══ Records for processing

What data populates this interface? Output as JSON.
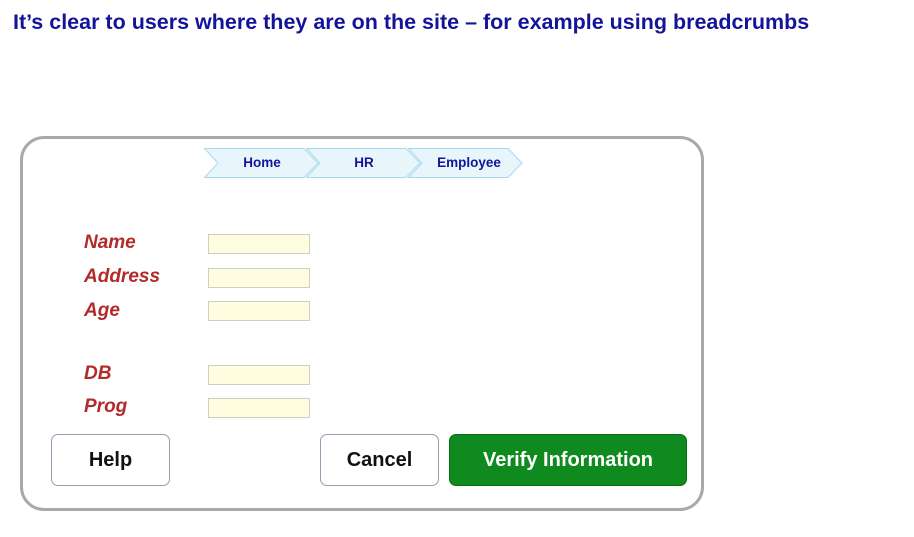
{
  "slide": {
    "title": "It’s clear to users where they are on the site – for example using breadcrumbs"
  },
  "breadcrumb": {
    "items": [
      {
        "label": "Home"
      },
      {
        "label": "HR"
      },
      {
        "label": "Employee"
      }
    ]
  },
  "form": {
    "fields": [
      {
        "label": "Name",
        "value": ""
      },
      {
        "label": "Address",
        "value": ""
      },
      {
        "label": "Age",
        "value": ""
      },
      {
        "label": "DB",
        "value": ""
      },
      {
        "label": "Prog",
        "value": ""
      }
    ]
  },
  "buttons": {
    "help": "Help",
    "cancel": "Cancel",
    "verify": "Verify Information"
  },
  "colors": {
    "title": "#14149a",
    "label": "#b22a2a",
    "input_bg": "#fffde0",
    "crumb_fill": "#e8f6fc",
    "primary": "#0f8a1e",
    "panel_border": "#a9a9a9"
  }
}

════

Task prompt: All of the records above must be copied exactly, except for the pictures.

Result of the exercise:
What data populates this interface? Output as JSON.
{
  "slide": {
    "title": "It’s clear to users where they are on the site – for example using breadcrumbs"
  },
  "breadcrumb": {
    "items": [
      {
        "label": "Home"
      },
      {
        "label": "HR"
      },
      {
        "label": "Employee"
      }
    ]
  },
  "form": {
    "fields": [
      {
        "label": "Name",
        "value": ""
      },
      {
        "label": "Address",
        "value": ""
      },
      {
        "label": "Age",
        "value": ""
      },
      {
        "label": "DB",
        "value": ""
      },
      {
        "label": "Prog",
        "value": ""
      }
    ]
  },
  "buttons": {
    "help": "Help",
    "cancel": "Cancel",
    "verify": "Verify Information"
  },
  "colors": {
    "title": "#14149a",
    "label": "#b22a2a",
    "input_bg": "#fffde0",
    "crumb_fill": "#e8f6fc",
    "primary": "#0f8a1e",
    "panel_border": "#a9a9a9"
  }
}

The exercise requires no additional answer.